- [Supplied material]

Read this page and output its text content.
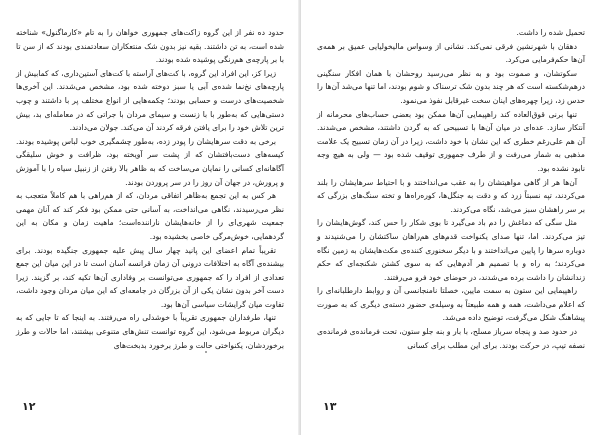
حدود ده نفر از این گروه زاکت‌های جمهوری خواهان را به تام «کارماگنول» شناخته شده است، به تن داشتند. بقیه نیز بدون شک منتعکاران سعادتمندی بودند که از سن تا با بر پارچه‌ی هم‌رنگی پوشیده شده بودند.

زیرا کز، این افراد این گروه، با کت‌های آراسته با کت‌های آستین‌داری، که کمابیش از پارچه‌های نخ‌نما شده‌ی آبی یا سبز دوخته شده بود، مشخص می‌شدند. این آخری‌ها شخصیت‌های درست و حسابی بودند؛ چکمه‌هایی از انواع مختلف پر با داشتند و چوب دستی‌هایی که به‌طور با با زنست و سیمای مردان با جراتی که در معامله‌ای بد، بیش ترین تلاش خود را برای یافتن فرقه کردند آن می‌کند. جولان می‌دادند.

برخی به دقت سرهایشان را پودر زده، به‌طور چشمگیری خوب لباس پوشیده بودند. کیسه‌های دست‌بافتشان که از پشت سر آویخته بود، ظرافت و خوش سلیقگی آگاهانه‌ای کسانی را نمایان می‌ساخت که به ظاهر بالا رفتن از زنبیل سیاه را با آموزش و پرورش، در جهان آن روز را در سر پروردن بودند.

هر کس به این تجمع به‌ظاهر اتفاقی مردان، که از هم‌راهی با هم کاملاً متعجب به نظر می‌رسیدند، نگاهی می‌انداخت، به آسانی حتی ممکن بود فکر کند که آنان مهمی جمعیت شهری‌ای را از خانه‌هایشان ناراننده‌است؛ ماهیت زمان و مکان به این گردهمایی، خوش‌مرگی خاصی بخشیده بود.

تقریباً تمام اعضای این پانید چهار سال پیش علیه جمهوری جنگیده بودند. برای بیشنده‌ی آگاه به اختلافات درونی آن زمان قرانسه آسان است تا در این میان این جمع تعدادی از افراد را که جمهوری می‌توانست بر وفاداری آن‌ها تکیه کند، بر گزیند. زیرا دست آخر بدون نشان‌ یکی از آن بزرگان در جامعه‌ای که این میان مردان وجود داشت، تفاوت میان گرایشات سیاسی آن‌ها بود.

تنها، طرفداران جمهوری تقریباً با خوشدلی راه می‌رفتند. به اینجا که تا جایی که به دیگران مربوط می‌شود، این گروه توانست تنش‌های متنوعی بیشتند، اما حالات و طرز برخوردشان، یکنواختی حالت و طرز برخورد بدبخت‌های

۱۲

تحمیل شده را داشت.

دهقان با شهرنشین فرقی نمی‌کند. نشانی از وسواس مالیخولیایی عمیق بر همه‌ی آن‌ها حکم‌فرمایی می‌کرد.

سکوتشان، و صموت بود و به نظر می‌رسید روحشان با همان افکار سنگینی درهم‌شکسته است که هر چند بدون شک ترسناک و شوم بودند، اما تنها می‌شد آن‌ها را حدس زد، زیرا چهره‌های اینان سخت غیرقابل نفوذ می‌نمود.

تنها برنی قوق‌العاده کند راهپیمایی آن‌ها ممکن بود بعضی حساب‌های محرمانه از آنتکار سازد. عده‌ای در میان آن‌ها با تسبیحی که به گردن داشتند، مشخص می‌شدند. آن هم علی‌رغم خطری که این نشان با خود داشت، زیرا در آن زمان تسبیح یک علامت مذهبی به شمار می‌رفت و از طرف جمهوری توقیف شده بود — ولی به هیچ وجه نابود نشده بود.

آن‌ها هر از گاهی مواهیتشان را به عقب می‌انداختند و با احتیاط سرهایشان را بلند می‌کردند، تپه نسبتاً زرد که و دقت به جنگل‌ها، کوره‌راه‌ها و تخته سنگ‌های بزرگی که بر سر راهشان سبز می‌شد، نگاه می‌کردند.

مثل سگی که دماغش را دم باد می‌گیرد تا بوی شکار را حس کند، گوش‌هایشان را تیز می‌کردند. اما، تنها صدای یکنواخت قدم‌های هم‌راهان ساکتشان را می‌شنیدند و دوباره سرها را پایین می‌انداختند و با دیگر سخنوری کننده‌ی مکث‌هایشان به زمین نگاه می‌کردند؛ به راه و با تصمیم هر آدم‌هایی که به سوی کشتن شکنجه‌ای که حکم زندانشان را داشت برده می‌شدند، در حوضای خود فرو می‌رفتند.

راهپیمایی این ستون به سمت مایین، خصلتا نامنجانسی آن و روابط دارطلبانه‌ای را که اعلام می‌داشت، همه و همه طبیعتاً به وسیله‌ی حضور دسته‌ی دیگری که به صورت پیشاهنگ شکل می‌گرفت، توضیح داده می‌شد.

در حدود صد و پنجاه سرباز مسلح، با بار و بنه جلو ستون، تحت فرمانده‌ی فرمانده‌ی نصفه‌ تیپ، در حرکت بودند. برای این مطلب برای کسانی

۱۳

- [What needs to be done]
From the listing above, report the number of lines containing the string "توانست", without any accompanying remarks.

- [Task output]
2